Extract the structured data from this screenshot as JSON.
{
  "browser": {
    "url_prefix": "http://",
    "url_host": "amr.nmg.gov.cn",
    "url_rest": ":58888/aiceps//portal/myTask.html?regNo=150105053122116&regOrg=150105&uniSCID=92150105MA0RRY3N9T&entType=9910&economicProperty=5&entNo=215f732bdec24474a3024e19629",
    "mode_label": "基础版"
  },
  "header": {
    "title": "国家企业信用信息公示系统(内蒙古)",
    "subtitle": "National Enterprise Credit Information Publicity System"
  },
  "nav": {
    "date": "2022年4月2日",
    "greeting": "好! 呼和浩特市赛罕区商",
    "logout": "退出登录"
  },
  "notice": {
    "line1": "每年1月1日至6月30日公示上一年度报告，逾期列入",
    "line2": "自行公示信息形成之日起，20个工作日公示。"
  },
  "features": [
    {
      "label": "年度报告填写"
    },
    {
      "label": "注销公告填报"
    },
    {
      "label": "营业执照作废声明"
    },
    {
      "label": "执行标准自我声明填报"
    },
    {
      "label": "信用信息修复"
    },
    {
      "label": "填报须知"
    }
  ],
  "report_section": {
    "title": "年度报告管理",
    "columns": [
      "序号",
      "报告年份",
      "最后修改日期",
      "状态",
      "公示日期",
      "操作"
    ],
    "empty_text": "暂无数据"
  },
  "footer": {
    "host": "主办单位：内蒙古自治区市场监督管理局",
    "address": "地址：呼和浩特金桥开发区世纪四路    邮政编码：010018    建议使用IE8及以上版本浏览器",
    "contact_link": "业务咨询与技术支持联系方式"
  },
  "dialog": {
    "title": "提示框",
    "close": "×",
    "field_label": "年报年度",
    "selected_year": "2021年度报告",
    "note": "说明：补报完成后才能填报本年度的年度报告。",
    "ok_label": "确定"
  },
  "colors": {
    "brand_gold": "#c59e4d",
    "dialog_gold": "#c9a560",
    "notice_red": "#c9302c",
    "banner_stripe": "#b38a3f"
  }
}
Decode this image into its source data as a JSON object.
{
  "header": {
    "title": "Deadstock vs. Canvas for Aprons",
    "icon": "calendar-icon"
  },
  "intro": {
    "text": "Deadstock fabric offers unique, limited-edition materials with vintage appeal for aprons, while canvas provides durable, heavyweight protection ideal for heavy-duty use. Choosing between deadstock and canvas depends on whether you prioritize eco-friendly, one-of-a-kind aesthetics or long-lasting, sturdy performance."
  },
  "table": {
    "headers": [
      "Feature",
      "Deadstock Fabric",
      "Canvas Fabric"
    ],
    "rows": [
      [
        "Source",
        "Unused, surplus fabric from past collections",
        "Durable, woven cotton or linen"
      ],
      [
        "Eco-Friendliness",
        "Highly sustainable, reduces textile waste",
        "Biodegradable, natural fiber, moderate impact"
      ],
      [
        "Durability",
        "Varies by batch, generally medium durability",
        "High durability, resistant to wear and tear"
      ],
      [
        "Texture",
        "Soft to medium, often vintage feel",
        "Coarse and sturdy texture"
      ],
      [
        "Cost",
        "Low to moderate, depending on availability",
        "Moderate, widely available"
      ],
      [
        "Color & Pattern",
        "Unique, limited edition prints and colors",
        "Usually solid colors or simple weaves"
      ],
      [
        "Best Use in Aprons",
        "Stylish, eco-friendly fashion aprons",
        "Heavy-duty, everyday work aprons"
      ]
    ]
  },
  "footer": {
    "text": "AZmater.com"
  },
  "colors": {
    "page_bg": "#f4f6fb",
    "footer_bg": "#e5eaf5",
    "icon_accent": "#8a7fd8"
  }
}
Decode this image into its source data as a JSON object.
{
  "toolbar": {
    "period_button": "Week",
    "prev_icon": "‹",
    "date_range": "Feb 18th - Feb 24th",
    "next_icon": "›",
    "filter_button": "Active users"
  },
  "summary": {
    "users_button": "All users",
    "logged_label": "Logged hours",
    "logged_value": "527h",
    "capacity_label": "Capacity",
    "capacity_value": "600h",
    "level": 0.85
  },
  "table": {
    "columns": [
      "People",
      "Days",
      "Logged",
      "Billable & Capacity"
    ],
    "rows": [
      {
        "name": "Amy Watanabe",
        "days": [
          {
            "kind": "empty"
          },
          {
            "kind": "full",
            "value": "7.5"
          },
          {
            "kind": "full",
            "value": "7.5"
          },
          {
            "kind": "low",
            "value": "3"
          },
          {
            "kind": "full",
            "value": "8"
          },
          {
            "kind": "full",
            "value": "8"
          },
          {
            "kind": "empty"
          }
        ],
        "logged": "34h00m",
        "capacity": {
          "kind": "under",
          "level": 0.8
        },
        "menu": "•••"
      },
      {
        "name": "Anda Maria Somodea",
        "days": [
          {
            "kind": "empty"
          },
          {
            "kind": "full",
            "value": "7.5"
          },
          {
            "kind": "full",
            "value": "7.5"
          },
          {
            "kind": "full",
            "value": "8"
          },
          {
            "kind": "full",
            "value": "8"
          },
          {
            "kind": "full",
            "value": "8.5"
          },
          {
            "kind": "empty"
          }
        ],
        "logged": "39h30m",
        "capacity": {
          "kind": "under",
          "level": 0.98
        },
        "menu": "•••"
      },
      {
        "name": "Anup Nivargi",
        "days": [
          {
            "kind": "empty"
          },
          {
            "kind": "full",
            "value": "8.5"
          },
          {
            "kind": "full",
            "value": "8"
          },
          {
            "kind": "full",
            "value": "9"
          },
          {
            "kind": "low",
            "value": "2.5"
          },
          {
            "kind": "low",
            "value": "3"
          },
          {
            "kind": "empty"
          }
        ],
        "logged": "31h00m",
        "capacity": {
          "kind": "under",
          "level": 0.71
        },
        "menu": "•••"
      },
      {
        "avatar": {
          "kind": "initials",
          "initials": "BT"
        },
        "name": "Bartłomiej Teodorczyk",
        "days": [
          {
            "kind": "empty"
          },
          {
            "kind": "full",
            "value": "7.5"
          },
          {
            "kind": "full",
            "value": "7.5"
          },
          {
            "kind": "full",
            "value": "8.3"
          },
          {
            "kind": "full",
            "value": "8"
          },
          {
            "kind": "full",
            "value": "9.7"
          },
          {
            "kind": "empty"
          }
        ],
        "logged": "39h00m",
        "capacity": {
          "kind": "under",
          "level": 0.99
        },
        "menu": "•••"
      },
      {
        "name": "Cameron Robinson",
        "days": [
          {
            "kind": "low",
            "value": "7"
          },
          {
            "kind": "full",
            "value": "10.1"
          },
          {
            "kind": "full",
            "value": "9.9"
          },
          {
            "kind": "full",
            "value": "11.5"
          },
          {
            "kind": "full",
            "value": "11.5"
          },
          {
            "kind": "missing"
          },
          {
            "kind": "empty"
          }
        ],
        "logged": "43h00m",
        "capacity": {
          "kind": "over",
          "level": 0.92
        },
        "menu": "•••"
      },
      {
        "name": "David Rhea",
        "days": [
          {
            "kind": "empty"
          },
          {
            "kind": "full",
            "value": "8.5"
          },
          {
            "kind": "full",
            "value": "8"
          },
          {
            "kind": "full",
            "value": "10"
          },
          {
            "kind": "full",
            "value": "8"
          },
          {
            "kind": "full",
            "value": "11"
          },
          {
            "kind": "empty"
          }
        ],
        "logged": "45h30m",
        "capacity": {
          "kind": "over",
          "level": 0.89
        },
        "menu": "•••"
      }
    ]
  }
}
-=-=-
### Objective
Everything in the listing above should be restated exactly.

### Written response
Extract the structured data from this screenshot as JSON.
{
  "browser": {
    "url_prefix": "http://",
    "url_host": "amr.nmg.gov.cn",
    "url_rest": ":58888/aiceps//portal/myTask.html?regNo=150105053122116&regOrg=150105&uniSCID=92150105MA0RRY3N9T&entType=9910&economicProperty=5&entNo=215f732bdec24474a3024e19629",
    "mode_label": "基础版"
  },
  "header": {
    "title": "国家企业信用信息公示系统(内蒙古)",
    "subtitle": "National Enterprise Credit Information Publicity System"
  },
  "nav": {
    "date": "2022年4月2日",
    "greeting": "好! 呼和浩特市赛罕区商",
    "logout": "退出登录"
  },
  "notice": {
    "line1": "每年1月1日至6月30日公示上一年度报告，逾期列入",
    "line2": "自行公示信息形成之日起，20个工作日公示。"
  },
  "features": [
    {
      "label": "年度报告填写"
    },
    {
      "label": "注销公告填报"
    },
    {
      "label": "营业执照作废声明"
    },
    {
      "label": "执行标准自我声明填报"
    },
    {
      "label": "信用信息修复"
    },
    {
      "label": "填报须知"
    }
  ],
  "report_section": {
    "title": "年度报告管理",
    "columns": [
      "序号",
      "报告年份",
      "最后修改日期",
      "状态",
      "公示日期",
      "操作"
    ],
    "empty_text": "暂无数据"
  },
  "footer": {
    "host": "主办单位：内蒙古自治区市场监督管理局",
    "address": "地址：呼和浩特金桥开发区世纪四路    邮政编码：010018    建议使用IE8及以上版本浏览器",
    "contact_link": "业务咨询与技术支持联系方式"
  },
  "dialog": {
    "title": "提示框",
    "close": "×",
    "field_label": "年报年度",
    "selected_year": "2021年度报告",
    "note": "说明：补报完成后才能填报本年度的年度报告。",
    "ok_label": "确定"
  },
  "colors": {
    "brand_gold": "#c59e4d",
    "dialog_gold": "#c9a560",
    "notice_red": "#c9302c",
    "banner_stripe": "#b38a3f"
  }
}
Decode this image into its source data as a JSON object.
{
  "header": {
    "title": "Deadstock vs. Canvas for Aprons",
    "icon": "calendar-icon"
  },
  "intro": {
    "text": "Deadstock fabric offers unique, limited-edition materials with vintage appeal for aprons, while canvas provides durable, heavyweight protection ideal for heavy-duty use. Choosing between deadstock and canvas depends on whether you prioritize eco-friendly, one-of-a-kind aesthetics or long-lasting, sturdy performance."
  },
  "table": {
    "headers": [
      "Feature",
      "Deadstock Fabric",
      "Canvas Fabric"
    ],
    "rows": [
      [
        "Source",
        "Unused, surplus fabric from past collections",
        "Durable, woven cotton or linen"
      ],
      [
        "Eco-Friendliness",
        "Highly sustainable, reduces textile waste",
        "Biodegradable, natural fiber, moderate impact"
      ],
      [
        "Durability",
        "Varies by batch, generally medium durability",
        "High durability, resistant to wear and tear"
      ],
      [
        "Texture",
        "Soft to medium, often vintage feel",
        "Coarse and sturdy texture"
      ],
      [
        "Cost",
        "Low to moderate, depending on availability",
        "Moderate, widely available"
      ],
      [
        "Color & Pattern",
        "Unique, limited edition prints and colors",
        "Usually solid colors or simple weaves"
      ],
      [
        "Best Use in Aprons",
        "Stylish, eco-friendly fashion aprons",
        "Heavy-duty, everyday work aprons"
      ]
    ]
  },
  "footer": {
    "text": "AZmater.com"
  },
  "colors": {
    "page_bg": "#f4f6fb",
    "footer_bg": "#e5eaf5",
    "icon_accent": "#8a7fd8"
  }
}
Decode this image into its source data as a JSON object.
{
  "toolbar": {
    "period_button": "Week",
    "prev_icon": "‹",
    "date_range": "Feb 18th - Feb 24th",
    "next_icon": "›",
    "filter_button": "Active users"
  },
  "summary": {
    "users_button": "All users",
    "logged_label": "Logged hours",
    "logged_value": "527h",
    "capacity_label": "Capacity",
    "capacity_value": "600h",
    "level": 0.85
  },
  "table": {
    "columns": [
      "People",
      "Days",
      "Logged",
      "Billable & Capacity"
    ],
    "rows": [
      {
        "name": "Amy Watanabe",
        "days": [
          {
            "kind": "empty"
          },
          {
            "kind": "full",
            "value": "7.5"
          },
          {
            "kind": "full",
            "value": "7.5"
          },
          {
            "kind": "low",
            "value": "3"
          },
          {
            "kind": "full",
            "value": "8"
          },
          {
            "kind": "full",
            "value": "8"
          },
          {
            "kind": "empty"
          }
        ],
        "logged": "34h00m",
        "capacity": {
          "kind": "under",
          "level": 0.8
        },
        "menu": "•••"
      },
      {
        "name": "Anda Maria Somodea",
        "days": [
          {
            "kind": "empty"
          },
          {
            "kind": "full",
            "value": "7.5"
          },
          {
            "kind": "full",
            "value": "7.5"
          },
          {
            "kind": "full",
            "value": "8"
          },
          {
            "kind": "full",
            "value": "8"
          },
          {
            "kind": "full",
            "value": "8.5"
          },
          {
            "kind": "empty"
          }
        ],
        "logged": "39h30m",
        "capacity": {
          "kind": "under",
          "level": 0.98
        },
        "menu": "•••"
      },
      {
        "name": "Anup Nivargi",
        "days": [
          {
            "kind": "empty"
          },
          {
            "kind": "full",
            "value": "8.5"
          },
          {
            "kind": "full",
            "value": "8"
          },
          {
            "kind": "full",
            "value": "9"
          },
          {
            "kind": "low",
            "value": "2.5"
          },
          {
            "kind": "low",
            "value": "3"
          },
          {
            "kind": "empty"
          }
        ],
        "logged": "31h00m",
        "capacity": {
          "kind": "under",
          "level": 0.71
        },
        "menu": "•••"
      },
      {
        "avatar": {
          "kind": "initials",
          "initials": "BT"
        },
        "name": "Bartłomiej Teodorczyk",
        "days": [
          {
            "kind": "empty"
          },
          {
            "kind": "full",
            "value": "7.5"
          },
          {
            "kind": "full",
            "value": "7.5"
          },
          {
            "kind": "full",
            "value": "8.3"
          },
          {
            "kind": "full",
            "value": "8"
          },
          {
            "kind": "full",
            "value": "9.7"
          },
          {
            "kind": "empty"
          }
        ],
        "logged": "39h00m",
        "capacity": {
          "kind": "under",
          "level": 0.99
        },
        "menu": "•••"
      },
      {
        "name": "Cameron Robinson",
        "days": [
          {
            "kind": "low",
            "value": "7"
          },
          {
            "kind": "full",
            "value": "10.1"
          },
          {
            "kind": "full",
            "value": "9.9"
          },
          {
            "kind": "full",
            "value": "11.5"
          },
          {
            "kind": "full",
            "value": "11.5"
          },
          {
            "kind": "missing"
          },
          {
            "kind": "empty"
          }
        ],
        "logged": "43h00m",
        "capacity": {
          "kind": "over",
          "level": 0.92
        },
        "menu": "•••"
      },
      {
        "name": "David Rhea",
        "days": [
          {
            "kind": "empty"
          },
          {
            "kind": "full",
            "value": "8.5"
          },
          {
            "kind": "full",
            "value": "8"
          },
          {
            "kind": "full",
            "value": "10"
          },
          {
            "kind": "full",
            "value": "8"
          },
          {
            "kind": "full",
            "value": "11"
          },
          {
            "kind": "empty"
          }
        ],
        "logged": "45h30m",
        "capacity": {
          "kind": "over",
          "level": 0.89
        },
        "menu": "•••"
      }
    ]
  }
}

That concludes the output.